YOUR GOAL
Reproduce every line of the material below word for word, leaving out the picture.

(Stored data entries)
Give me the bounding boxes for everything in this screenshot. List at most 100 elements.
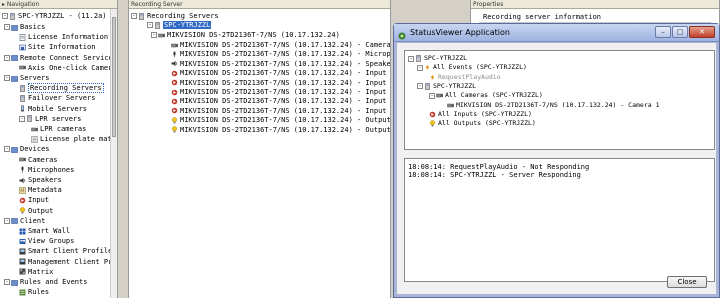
- server-icon: [415, 55, 422, 62]
- status-tree-node[interactable]: RequestPlayAudio: [429, 73, 501, 82]
- app-icon: [398, 29, 406, 40]
- nav-item-mobile-servers[interactable]: Mobile Servers: [19, 104, 87, 114]
- tree-expander[interactable]: -: [131, 13, 137, 19]
- tree-expander[interactable]: -: [19, 115, 25, 122]
- navigation-pane: ▸ Navigation - SPC-YTRJZZL - (11.2a) - Basi…: [0, 0, 118, 298]
- nav-item-label: Axis One-click Camera: [28, 63, 117, 72]
- nav-item-servers[interactable]: - Servers: [4, 73, 50, 83]
- device-channel-label: MIKVISION DS-2TD2136T-7/NS (10.17.132.24…: [180, 88, 391, 96]
- device-channel-label: MIKVISION DS-2TD2136T-7/NS (10.17.132.24…: [180, 125, 391, 134]
- statusviewer-dialog: StatusViewer Application – □ ✕ - SPC-YTRJ…: [393, 23, 720, 298]
- status-tree-node[interactable]: - All Events (SPC-YTRJZZL): [417, 63, 527, 72]
- tree-expander[interactable]: -: [417, 64, 423, 71]
- event-icon: [424, 64, 431, 71]
- nav-item-failover-servers[interactable]: Failover Servers: [19, 93, 95, 103]
- status-tree-label: All Cameras (SPC-YTRJZZL): [445, 91, 543, 100]
- nav-item-output[interactable]: Output: [19, 206, 53, 216]
- nav-server-node[interactable]: - SPC-YTRJZZL - (11.2a): [2, 11, 107, 21]
- nav-item-rules[interactable]: Rules: [19, 287, 49, 297]
- site-icon: [19, 44, 26, 51]
- status-tree-node[interactable]: - SPC-YTRJZZL: [417, 82, 476, 91]
- status-tree-node[interactable]: All Inputs (SPC-YTRJZZL): [429, 110, 532, 119]
- close-window-button[interactable]: ✕: [689, 26, 715, 38]
- status-tree-label: All Outputs (SPC-YTRJZZL): [438, 119, 536, 128]
- nav-item-lpr-servers[interactable]: - LPR servers: [19, 114, 81, 124]
- nav-item-license-information[interactable]: License Information: [19, 32, 108, 42]
- nav-item-microphones[interactable]: Microphones: [19, 165, 74, 175]
- tree-expander[interactable]: -: [417, 83, 423, 90]
- nav-item-site-information[interactable]: Site Information: [19, 42, 95, 52]
- nav-item-basics[interactable]: - Basics: [4, 22, 45, 32]
- nav-item-axis-one-click-camera[interactable]: Axis One-click Camera: [19, 63, 117, 73]
- nav-item-label: Devices: [20, 145, 50, 154]
- tree-expander[interactable]: -: [151, 32, 157, 38]
- nav-item-label: Smart Wall: [28, 227, 71, 235]
- navigation-scrollbar[interactable]: [110, 9, 117, 298]
- nav-item-label: Input: [28, 196, 50, 205]
- nav-item-smart-wall[interactable]: Smart Wall: [19, 226, 70, 236]
- pane-splitter[interactable]: [118, 0, 128, 298]
- tree-expander[interactable]: -: [4, 279, 10, 285]
- camera-icon: [31, 126, 38, 133]
- input-icon: [171, 79, 178, 86]
- nav-item-label: LPR servers: [35, 114, 82, 123]
- log-line: 18:08:14: RequestPlayAudio - Not Respond…: [408, 163, 590, 171]
- folder-icon: [11, 146, 18, 153]
- event-icon: [429, 74, 436, 81]
- nav-item-rules-and-events[interactable]: - Rules and Events: [4, 277, 87, 287]
- profile-icon: [19, 248, 26, 255]
- nav-item-metadata[interactable]: M Metadata: [19, 185, 62, 195]
- nav-item-devices[interactable]: - Devices: [4, 144, 50, 154]
- metadata-icon: M: [19, 186, 26, 194]
- nav-item-client[interactable]: - Client: [4, 216, 45, 226]
- folder-icon: [11, 54, 18, 61]
- tree-expander[interactable]: -: [4, 24, 10, 30]
- status-tree-node[interactable]: - SPC-YTRJZZL: [408, 54, 467, 63]
- server-icon: [154, 21, 161, 29]
- status-tree-node[interactable]: All Outputs (SPC-YTRJZZL): [429, 119, 536, 128]
- status-tree-label: All Events (SPC-YTRJZZL): [433, 63, 527, 72]
- tree-expander[interactable]: -: [429, 92, 435, 99]
- tree-expander[interactable]: -: [4, 54, 10, 61]
- device-channel-row[interactable]: MIKVISION DS-2TD2136T-7/NS (10.17.132.24…: [171, 125, 391, 135]
- device-node[interactable]: - MIKVISION DS-2TD2136T-7/NS (10.17.132.2…: [151, 30, 340, 40]
- tree-expander[interactable]: -: [4, 146, 10, 153]
- nav-item-lpr-cameras[interactable]: LPR cameras: [31, 124, 86, 134]
- nav-item-view-groups[interactable]: View Groups: [19, 236, 74, 246]
- device-channel-label: MIKVISION DS-2TD2136T-7/NS (10.17.132.24…: [180, 116, 391, 125]
- tree-expander[interactable]: -: [2, 13, 8, 19]
- folder-icon: [11, 24, 18, 31]
- minimize-button[interactable]: –: [655, 26, 671, 38]
- status-tree-node[interactable]: - All Cameras (SPC-YTRJZZL): [429, 91, 543, 100]
- input-icon: [429, 111, 436, 118]
- scrollbar-thumb[interactable]: [112, 17, 116, 137]
- tree-expander[interactable]: -: [147, 22, 153, 28]
- status-log[interactable]: 18:08:14: RequestPlayAudio - Not Respond…: [404, 158, 715, 282]
- nav-item-management-client-pro[interactable]: Management Client Pro: [19, 257, 117, 267]
- recording-server-header: Recording Server: [129, 0, 390, 9]
- nav-item-remote-connect-services[interactable]: - Remote Connect Services: [4, 53, 117, 63]
- nav-item-input[interactable]: Input: [19, 195, 49, 205]
- status-tree-label: MIKVISION DS-2TD2136T-7/NS (10.17.132.24…: [456, 100, 660, 109]
- nav-item-label: Metadata: [28, 186, 62, 195]
- status-tree-label: All Inputs (SPC-YTRJZZL): [438, 109, 532, 118]
- recording-servers-node-label: Recording Servers: [147, 12, 219, 20]
- dialog-titlebar[interactable]: StatusViewer Application – □ ✕: [394, 24, 719, 42]
- nav-item-recording-servers[interactable]: Recording Servers: [19, 83, 104, 94]
- tree-expander[interactable]: -: [408, 55, 414, 62]
- device-channel-label: MIKVISION DS-2TD2136T-7/NS (10.17.132.24…: [180, 41, 391, 49]
- status-tree[interactable]: - SPC-YTRJZZL - All Events (SPC-YTRJZZL) Req…: [404, 50, 715, 150]
- nav-item-smart-client-profiles[interactable]: Smart Client Profiles: [19, 246, 117, 256]
- nav-item-matrix[interactable]: Matrix: [19, 267, 53, 277]
- server-node[interactable]: - SPC-YTRJZZL: [147, 20, 212, 30]
- folder-icon: [11, 279, 18, 286]
- status-tree-node[interactable]: MIKVISION DS-2TD2136T-7/NS (10.17.132.24…: [447, 101, 660, 110]
- nav-item-license-plate-match-l[interactable]: License plate match l: [31, 134, 117, 144]
- close-button[interactable]: Close: [667, 276, 707, 288]
- maximize-button[interactable]: □: [672, 26, 688, 38]
- tree-expander[interactable]: -: [4, 217, 10, 224]
- nav-item-cameras[interactable]: Cameras: [19, 155, 58, 165]
- device-channel-label: MIKVISION DS-2TD2136T-7/NS (10.17.132.24…: [180, 97, 391, 106]
- nav-item-speakers[interactable]: Speakers: [19, 175, 62, 185]
- tree-expander[interactable]: -: [4, 75, 10, 81]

OUTPUT OF THE TASK
Give me the bounding boxes for everything in this screenshot. List at most 100 elements.
- server-icon: [415, 55, 422, 62]
- status-tree-node[interactable]: RequestPlayAudio: [429, 73, 501, 82]
- app-icon: [398, 29, 406, 40]
- nav-item-mobile-servers[interactable]: Mobile Servers: [19, 104, 87, 114]
- tree-expander[interactable]: -: [131, 13, 137, 19]
- tree-expander[interactable]: -: [19, 115, 25, 122]
- navigation-pane: ▸ Navigation - SPC-YTRJZZL - (11.2a) - Basi…: [0, 0, 118, 298]
- nav-item-label: Axis One-click Camera: [28, 63, 117, 72]
- nav-item-servers[interactable]: - Servers: [4, 73, 50, 83]
- device-channel-label: MIKVISION DS-2TD2136T-7/NS (10.17.132.24…: [180, 88, 391, 96]
- device-channel-label: MIKVISION DS-2TD2136T-7/NS (10.17.132.24…: [180, 125, 391, 134]
- statusviewer-dialog: StatusViewer Application – □ ✕ - SPC-YTRJ…: [393, 23, 720, 298]
- status-tree-node[interactable]: - All Events (SPC-YTRJZZL): [417, 63, 527, 72]
- tree-expander[interactable]: -: [417, 64, 423, 71]
- event-icon: [424, 64, 431, 71]
- nav-item-failover-servers[interactable]: Failover Servers: [19, 93, 95, 103]
- status-tree-label: All Cameras (SPC-YTRJZZL): [445, 91, 543, 100]
- nav-item-output[interactable]: Output: [19, 206, 53, 216]
- nav-server-node[interactable]: - SPC-YTRJZZL - (11.2a): [2, 11, 107, 21]
- nav-item-rules[interactable]: Rules: [19, 287, 49, 297]
- site-icon: [19, 44, 26, 51]
- status-tree-node[interactable]: - SPC-YTRJZZL: [417, 82, 476, 91]
- status-tree-node[interactable]: All Inputs (SPC-YTRJZZL): [429, 110, 532, 119]
- close-window-button[interactable]: ✕: [689, 26, 715, 38]
- status-tree-label: All Outputs (SPC-YTRJZZL): [438, 119, 536, 128]
- nav-item-lpr-servers[interactable]: - LPR servers: [19, 114, 81, 124]
- nav-item-license-information[interactable]: License Information: [19, 32, 108, 42]
- nav-item-microphones[interactable]: Microphones: [19, 165, 74, 175]
- tree-expander[interactable]: -: [417, 83, 423, 90]
- nav-item-site-information[interactable]: Site Information: [19, 42, 95, 52]
- nav-item-basics[interactable]: - Basics: [4, 22, 45, 32]
- nav-item-axis-one-click-camera[interactable]: Axis One-click Camera: [19, 63, 117, 73]
- nav-item-label: Devices: [20, 145, 50, 154]
- tree-expander[interactable]: -: [151, 32, 157, 38]
- nav-item-label: Smart Wall: [28, 227, 71, 235]
- navigation-scrollbar[interactable]: [110, 9, 117, 298]
- nav-item-label: Input: [28, 196, 50, 205]
- nav-item-smart-wall[interactable]: Smart Wall: [19, 226, 70, 236]
- pane-splitter[interactable]: [118, 0, 128, 298]
- tree-expander[interactable]: -: [4, 279, 10, 285]
- camera-icon: [31, 126, 38, 133]
- input-icon: [171, 79, 178, 86]
- nav-item-label: LPR servers: [35, 114, 82, 123]
- log-line: 18:08:14: RequestPlayAudio - Not Respond…: [408, 163, 590, 171]
- folder-icon: [11, 146, 18, 153]
- event-icon: [429, 74, 436, 81]
- nav-item-rules-and-events[interactable]: - Rules and Events: [4, 277, 87, 287]
- profile-icon: [19, 248, 26, 255]
- nav-item-metadata[interactable]: M Metadata: [19, 185, 62, 195]
- nav-item-devices[interactable]: - Devices: [4, 144, 50, 154]
- metadata-icon: M: [19, 186, 26, 194]
- nav-item-client[interactable]: - Client: [4, 216, 45, 226]
- folder-icon: [11, 54, 18, 61]
- tree-expander[interactable]: -: [4, 24, 10, 30]
- status-tree-node[interactable]: - SPC-YTRJZZL: [408, 54, 467, 63]
- server-icon: [154, 21, 161, 29]
- status-tree-node[interactable]: All Outputs (SPC-YTRJZZL): [429, 119, 536, 128]
- status-tree-label: All Events (SPC-YTRJZZL): [433, 63, 527, 72]
- tree-expander[interactable]: -: [429, 92, 435, 99]
- tree-expander[interactable]: -: [4, 54, 10, 61]
- device-channel-row[interactable]: MIKVISION DS-2TD2136T-7/NS (10.17.132.24…: [171, 125, 391, 135]
- device-node[interactable]: - MIKVISION DS-2TD2136T-7/NS (10.17.132.2…: [151, 30, 340, 40]
- tree-expander[interactable]: -: [4, 146, 10, 153]
- nav-item-lpr-cameras[interactable]: LPR cameras: [31, 124, 86, 134]
- nav-item-view-groups[interactable]: View Groups: [19, 236, 74, 246]
- device-channel-label: MIKVISION DS-2TD2136T-7/NS (10.17.132.24…: [180, 116, 391, 125]
- tree-expander[interactable]: -: [2, 13, 8, 19]
- folder-icon: [11, 24, 18, 31]
- minimize-button[interactable]: –: [655, 26, 671, 38]
- status-tree-node[interactable]: - All Cameras (SPC-YTRJZZL): [429, 91, 543, 100]
- input-icon: [429, 111, 436, 118]
- scrollbar-thumb[interactable]: [112, 17, 116, 137]
- tree-expander[interactable]: -: [147, 22, 153, 28]
- status-log[interactable]: 18:08:14: RequestPlayAudio - Not Respond…: [404, 158, 715, 282]
- nav-item-management-client-pro[interactable]: Management Client Pro: [19, 257, 117, 267]
- recording-server-header: Recording Server: [129, 0, 390, 9]
- nav-item-remote-connect-services[interactable]: - Remote Connect Services: [4, 53, 117, 63]
- nav-item-input[interactable]: Input: [19, 195, 49, 205]
- status-tree-label: MIKVISION DS-2TD2136T-7/NS (10.17.132.24…: [456, 100, 660, 109]
- nav-item-label: Metadata: [28, 186, 62, 195]
- status-tree-label: All Inputs (SPC-YTRJZZL): [438, 109, 532, 118]
- recording-servers-node-label: Recording Servers: [147, 12, 219, 20]
- dialog-titlebar[interactable]: StatusViewer Application – □ ✕: [394, 24, 719, 42]
- nav-item-recording-servers[interactable]: Recording Servers: [19, 83, 104, 94]
- tree-expander[interactable]: -: [408, 55, 414, 62]
- device-channel-label: MIKVISION DS-2TD2136T-7/NS (10.17.132.24…: [180, 41, 391, 49]
- status-tree[interactable]: - SPC-YTRJZZL - All Events (SPC-YTRJZZL) Req…: [404, 50, 715, 150]
- nav-item-smart-client-profiles[interactable]: Smart Client Profiles: [19, 246, 117, 256]
- nav-item-matrix[interactable]: Matrix: [19, 267, 53, 277]
- server-node[interactable]: - SPC-YTRJZZL: [147, 20, 212, 30]
- folder-icon: [11, 279, 18, 286]
- status-tree-node[interactable]: MIKVISION DS-2TD2136T-7/NS (10.17.132.24…: [447, 101, 660, 110]
- nav-item-license-plate-match-l[interactable]: License plate match l: [31, 134, 117, 144]
- close-button[interactable]: Close: [667, 276, 707, 288]
- maximize-button[interactable]: □: [672, 26, 688, 38]
- tree-expander[interactable]: -: [4, 217, 10, 224]
- nav-item-cameras[interactable]: Cameras: [19, 155, 58, 165]
- device-channel-label: MIKVISION DS-2TD2136T-7/NS (10.17.132.24…: [180, 97, 391, 106]
- nav-item-speakers[interactable]: Speakers: [19, 175, 62, 185]
- tree-expander[interactable]: -: [4, 75, 10, 81]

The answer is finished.